[Source records]
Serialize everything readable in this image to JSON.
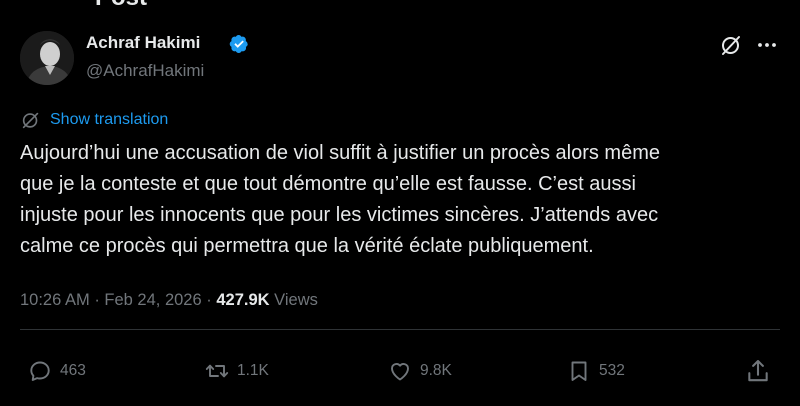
{
  "header": {
    "title": "Post"
  },
  "author": {
    "name": "Achraf Hakimi",
    "handle": "@AchrafHakimi",
    "verified": true,
    "verified_color": "#1d9bf0"
  },
  "translate": {
    "label": "Show translation",
    "icon": "translate-icon"
  },
  "post": {
    "lines": [
      "Aujourd’hui une accusation de viol suffit à justifier un procès alors même",
      "que je la conteste et que tout démontre qu’elle est fausse. C’est aussi",
      "injuste pour les innocents que pour les victimes sincères. J’attends avec",
      "calme ce procès qui permettra que la vérité éclate publiquement."
    ],
    "time": "10:26 AM",
    "separator": "·",
    "date": "Feb 24, 2026",
    "views_count": "427.9K",
    "views_label": "Views"
  },
  "actions": {
    "replies": "463",
    "reposts": "1.1K",
    "likes": "9.8K",
    "bookmarks": "532"
  },
  "colors": {
    "background": "#000000",
    "text": "#e7e9ea",
    "muted": "#71767b",
    "accent": "#1d9bf0",
    "divider": "#2f3336"
  }
}
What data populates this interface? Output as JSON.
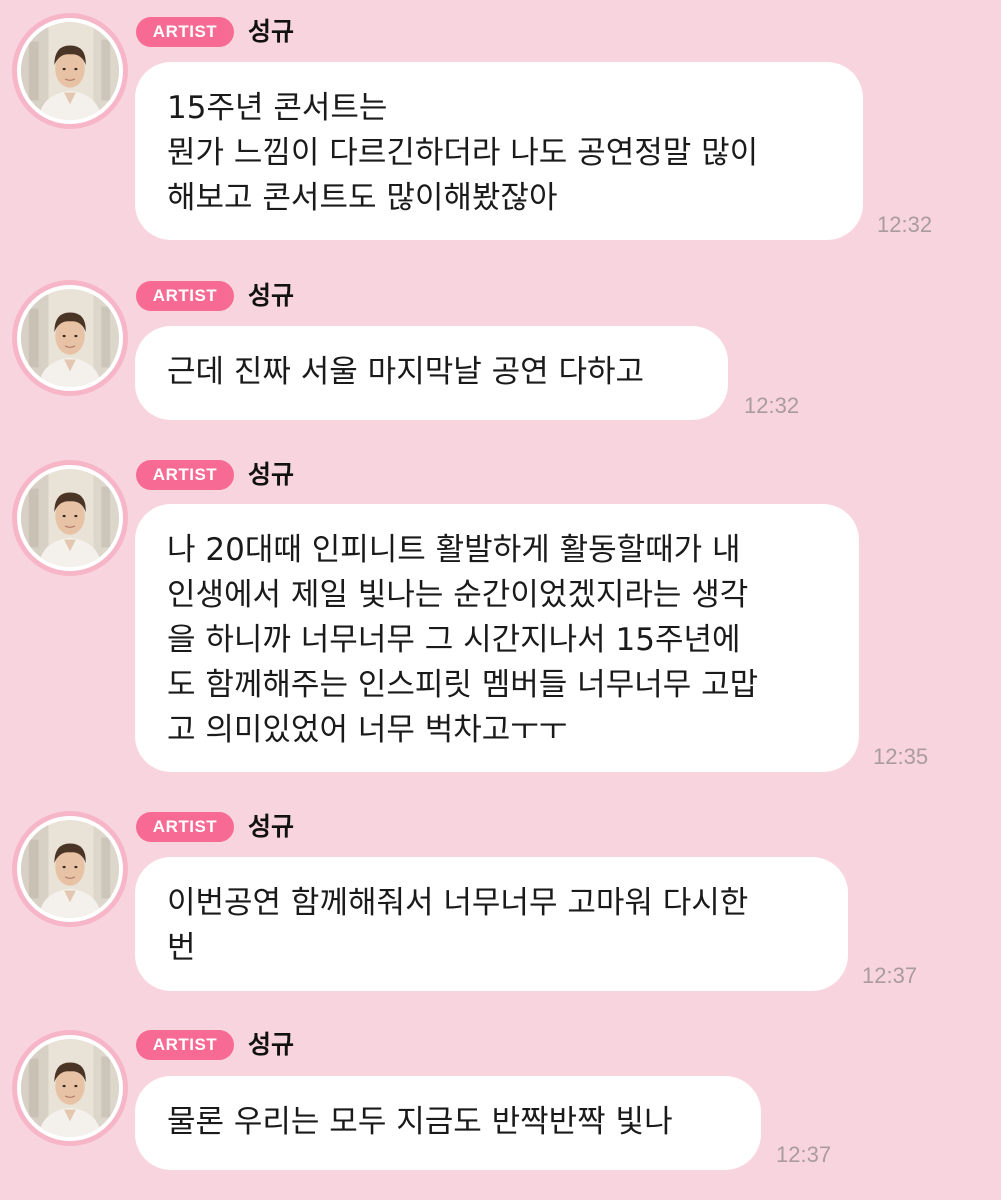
{
  "messages": [
    {
      "badge": "ARTIST",
      "sender": "성규",
      "text": "15주년 콘서트는\n뭔가 느낌이 다르긴하더라 나도 공연정말 많이\n해보고 콘서트도 많이해봤잖아",
      "time": "12:32"
    },
    {
      "badge": "ARTIST",
      "sender": "성규",
      "text": "근데 진짜 서울 마지막날 공연 다하고",
      "time": "12:32"
    },
    {
      "badge": "ARTIST",
      "sender": "성규",
      "text": "나 20대때 인피니트 활발하게 활동할때가 내\n인생에서 제일 빛나는 순간이었겠지라는 생각\n을 하니까 너무너무 그 시간지나서 15주년에\n도 함께해주는 인스피릿 멤버들 너무너무 고맙\n고 의미있었어 너무 벅차고ㅜㅜ",
      "time": "12:35"
    },
    {
      "badge": "ARTIST",
      "sender": "성규",
      "text": "이번공연 함께해줘서 너무너무 고마워 다시한\n번",
      "time": "12:37"
    },
    {
      "badge": "ARTIST",
      "sender": "성규",
      "text": "물론 우리는 모두 지금도 반짝반짝 빛나",
      "time": "12:37"
    }
  ],
  "colors": {
    "background": "#f8d5de",
    "badge": "#f76a93",
    "avatar_ring": "#f7b6c8",
    "bubble": "#ffffff",
    "time": "#a99ba0"
  },
  "icons": {
    "avatar": "profile-photo"
  }
}
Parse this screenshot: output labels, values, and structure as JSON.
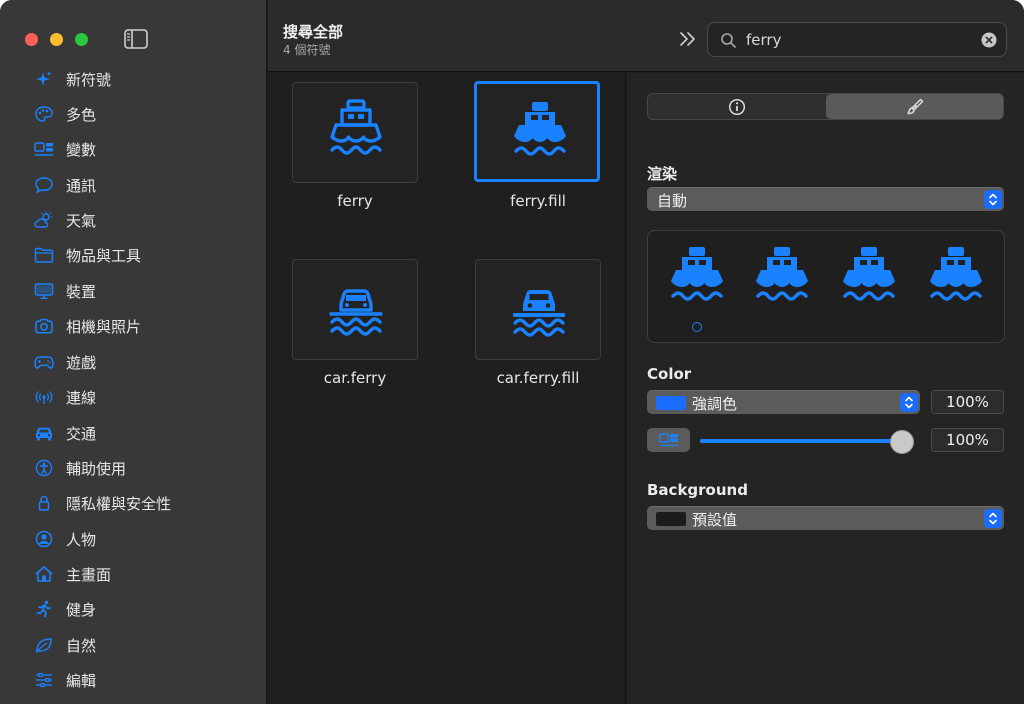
{
  "window": {
    "colors": {
      "accent": "#1a82ff",
      "sidebar": "#383838",
      "content": "#1f1f1f"
    }
  },
  "sidebar": {
    "toggle_icon": "sidebar-toggle-icon",
    "items": [
      {
        "label": "新符號",
        "icon": "sparkle-icon"
      },
      {
        "label": "多色",
        "icon": "palette-icon"
      },
      {
        "label": "變數",
        "icon": "variable-icon"
      },
      {
        "label": "通訊",
        "icon": "message-bubble-icon"
      },
      {
        "label": "天氣",
        "icon": "cloud-sun-icon"
      },
      {
        "label": "物品與工具",
        "icon": "folder-icon"
      },
      {
        "label": "裝置",
        "icon": "display-icon"
      },
      {
        "label": "相機與照片",
        "icon": "camera-icon"
      },
      {
        "label": "遊戲",
        "icon": "gamecontroller-icon"
      },
      {
        "label": "連線",
        "icon": "antenna-icon"
      },
      {
        "label": "交通",
        "icon": "car-icon"
      },
      {
        "label": "輔助使用",
        "icon": "accessibility-icon"
      },
      {
        "label": "隱私權與安全性",
        "icon": "lock-icon"
      },
      {
        "label": "人物",
        "icon": "person-circle-icon"
      },
      {
        "label": "主畫面",
        "icon": "house-icon"
      },
      {
        "label": "健身",
        "icon": "figure-run-icon"
      },
      {
        "label": "自然",
        "icon": "leaf-icon"
      },
      {
        "label": "編輯",
        "icon": "sliders-icon"
      }
    ]
  },
  "toolbar": {
    "title": "搜尋全部",
    "subtitle": "4 個符號",
    "more_icon": "chevron-double-right-icon",
    "search": {
      "value": "ferry",
      "icon": "magnifyingglass-icon",
      "clear_icon": "clear-icon"
    }
  },
  "grid": {
    "selected_index": 1,
    "symbols": [
      {
        "label": "ferry",
        "icon": "ferry-icon"
      },
      {
        "label": "ferry.fill",
        "icon": "ferry-fill-icon"
      },
      {
        "label": "car.ferry",
        "icon": "car-ferry-icon"
      },
      {
        "label": "car.ferry.fill",
        "icon": "car-ferry-fill-icon"
      }
    ]
  },
  "inspector": {
    "segments": [
      {
        "icon": "info-icon",
        "selected": false
      },
      {
        "icon": "paintbrush-icon",
        "selected": true
      }
    ],
    "rendering": {
      "label": "渲染",
      "value": "自動"
    },
    "preview_variant_count": 4,
    "color": {
      "label": "Color",
      "value": "強調色",
      "swatch": "#1a6cff",
      "opacity": "100%",
      "slider_value": "100%",
      "slider_fraction": 1.0
    },
    "background": {
      "label": "Background",
      "value": "預設值",
      "swatch": "#1c1c1c"
    }
  }
}
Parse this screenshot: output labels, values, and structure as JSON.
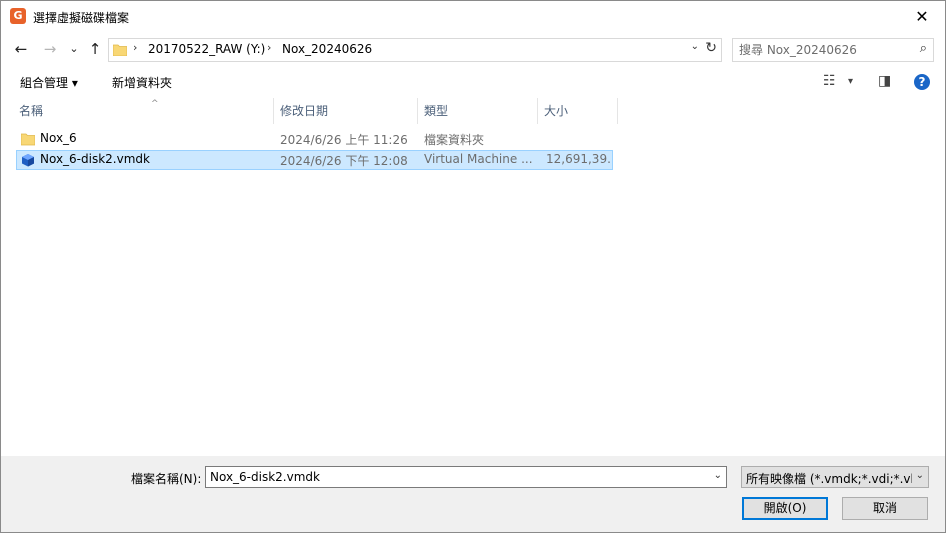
{
  "window": {
    "title": "選擇虛擬磁碟檔案",
    "app_icon_letter": "G",
    "close_glyph": "✕"
  },
  "nav": {
    "back": "←",
    "forward": "→",
    "recent": "⌄",
    "up": "↑"
  },
  "address": {
    "crumbs": [
      "20170522_RAW (Y:)",
      "Nox_20240626"
    ],
    "separator": "›"
  },
  "search": {
    "placeholder": "搜尋 Nox_20240626"
  },
  "toolbar": {
    "organize": "組合管理 ▾",
    "new_folder": "新增資料夾"
  },
  "columns": {
    "name": "名稱",
    "date": "修改日期",
    "type": "類型",
    "size": "大小"
  },
  "files": [
    {
      "name": "Nox_6",
      "date": "2024/6/26 上午 11:26",
      "type": "檔案資料夾",
      "size": "",
      "icon": "folder-icon"
    },
    {
      "name": "Nox_6-disk2.vmdk",
      "date": "2024/6/26 下午 12:08",
      "type": "Virtual Machine ...",
      "size": "12,691,39...",
      "icon": "virtual-disk-icon"
    }
  ],
  "footer": {
    "filename_label": "檔案名稱(N):",
    "filename_value": "Nox_6-disk2.vmdk",
    "filetype_value": "所有映像檔 (*.vmdk;*.vdi;*.vhd",
    "open_label": "開啟(O)",
    "cancel_label": "取消"
  },
  "colors": {
    "accent": "#0078d7",
    "selection": "#cce8ff",
    "folder": "#f8d775"
  }
}
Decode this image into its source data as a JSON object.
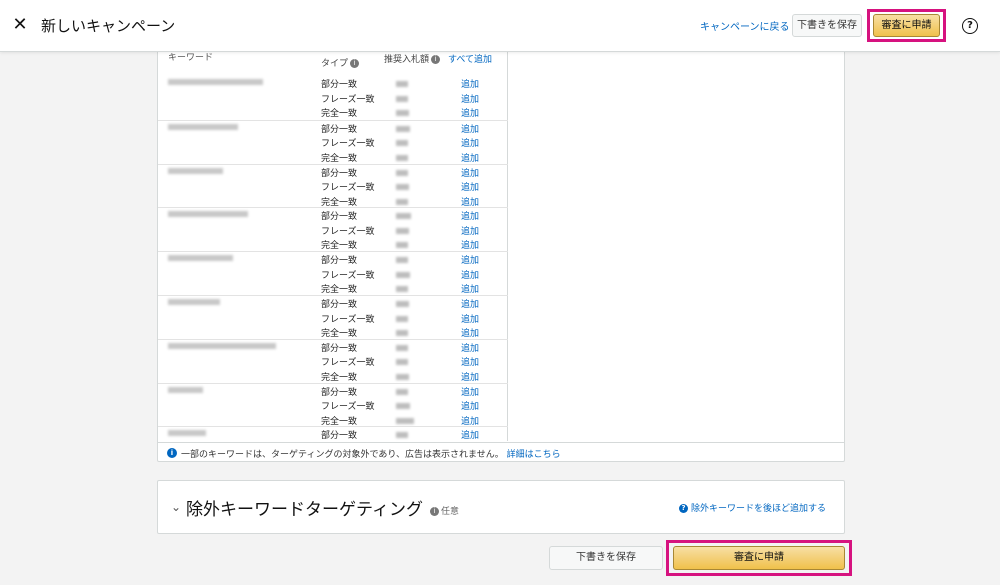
{
  "header": {
    "title": "新しいキャンペーン",
    "back_link": "キャンペーンに戻る",
    "save_draft": "下書きを保存",
    "submit": "審査に申請",
    "close_icon": "close-icon",
    "help_icon": "help-icon"
  },
  "keyword_table": {
    "headers": {
      "keyword": "キーワード",
      "type": "タイプ",
      "bid": "推奨入札額",
      "add_all": "すべて追加"
    },
    "add_label": "追加",
    "groups": [
      {
        "types": [
          "部分一致",
          "フレーズ一致",
          "完全一致"
        ]
      },
      {
        "types": [
          "部分一致",
          "フレーズ一致",
          "完全一致"
        ]
      },
      {
        "types": [
          "部分一致",
          "フレーズ一致",
          "完全一致"
        ]
      },
      {
        "types": [
          "部分一致",
          "フレーズ一致",
          "完全一致"
        ]
      },
      {
        "types": [
          "部分一致",
          "フレーズ一致",
          "完全一致"
        ]
      },
      {
        "types": [
          "部分一致",
          "フレーズ一致",
          "完全一致"
        ]
      },
      {
        "types": [
          "部分一致",
          "フレーズ一致",
          "完全一致"
        ]
      },
      {
        "types": [
          "部分一致",
          "フレーズ一致",
          "完全一致"
        ]
      },
      {
        "types": [
          "部分一致"
        ]
      }
    ]
  },
  "notice": {
    "text": "一部のキーワードは、ターゲティングの対象外であり、広告は表示されません。",
    "link": "詳細はこちら"
  },
  "negative_targeting": {
    "title": "除外キーワードターゲティング",
    "optional": "任意",
    "add_later": "除外キーワードを後ほど追加する"
  },
  "footer": {
    "save_draft": "下書きを保存",
    "submit": "審査に申請"
  }
}
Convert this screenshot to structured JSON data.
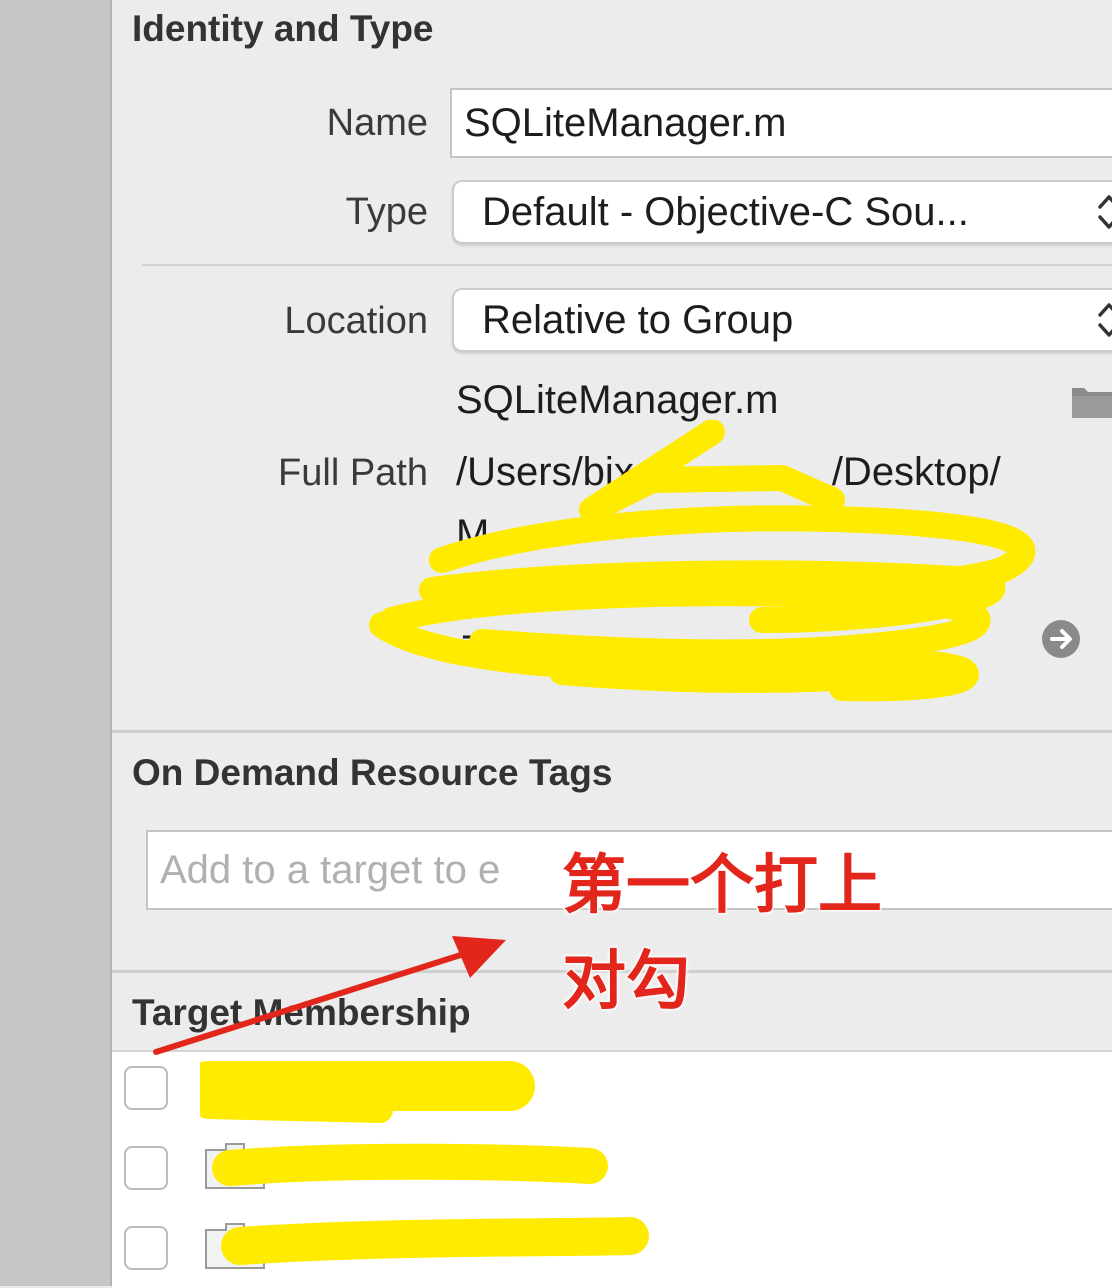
{
  "identity_section": {
    "title": "Identity and Type",
    "name_label": "Name",
    "name_value": "SQLiteManager.m",
    "type_label": "Type",
    "type_value": "Default - Objective-C Sou...",
    "location_label": "Location",
    "location_value": "Relative to Group",
    "relative_filename": "SQLiteManager.m",
    "full_path_label": "Full Path",
    "full_path_visible": "/Users/bix",
    "full_path_visible_2": "/Desktop/"
  },
  "odr_section": {
    "title": "On Demand Resource Tags",
    "tags_placeholder": "Add to a target to e"
  },
  "target_section": {
    "title": "Target Membership",
    "targets": [
      {
        "checked": false,
        "icon": "app-target-icon"
      },
      {
        "checked": false,
        "icon": "test-bundle-icon"
      },
      {
        "checked": false,
        "icon": "test-bundle-icon"
      }
    ]
  },
  "annotation": {
    "line1": "第一个打上",
    "line2": "对勾",
    "color": "#e3261b"
  },
  "colors": {
    "panel_bg": "#ececec",
    "redaction": "#ffeb00",
    "annotation_red": "#e3261b"
  }
}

Exercise description
Repeat exactly the lines from the one holding "Convert this screenshot" through the last line of the entries, both included; the pictures do not belong in the copy.

Right answer
Convert this screenshot to structured JSON data.
{
  "identity_section": {
    "title": "Identity and Type",
    "name_label": "Name",
    "name_value": "SQLiteManager.m",
    "type_label": "Type",
    "type_value": "Default - Objective-C Sou...",
    "location_label": "Location",
    "location_value": "Relative to Group",
    "relative_filename": "SQLiteManager.m",
    "full_path_label": "Full Path",
    "full_path_visible": "/Users/bix",
    "full_path_visible_2": "/Desktop/"
  },
  "odr_section": {
    "title": "On Demand Resource Tags",
    "tags_placeholder": "Add to a target to e"
  },
  "target_section": {
    "title": "Target Membership",
    "targets": [
      {
        "checked": false,
        "icon": "app-target-icon"
      },
      {
        "checked": false,
        "icon": "test-bundle-icon"
      },
      {
        "checked": false,
        "icon": "test-bundle-icon"
      }
    ]
  },
  "annotation": {
    "line1": "第一个打上",
    "line2": "对勾",
    "color": "#e3261b"
  },
  "colors": {
    "panel_bg": "#ececec",
    "redaction": "#ffeb00",
    "annotation_red": "#e3261b"
  }
}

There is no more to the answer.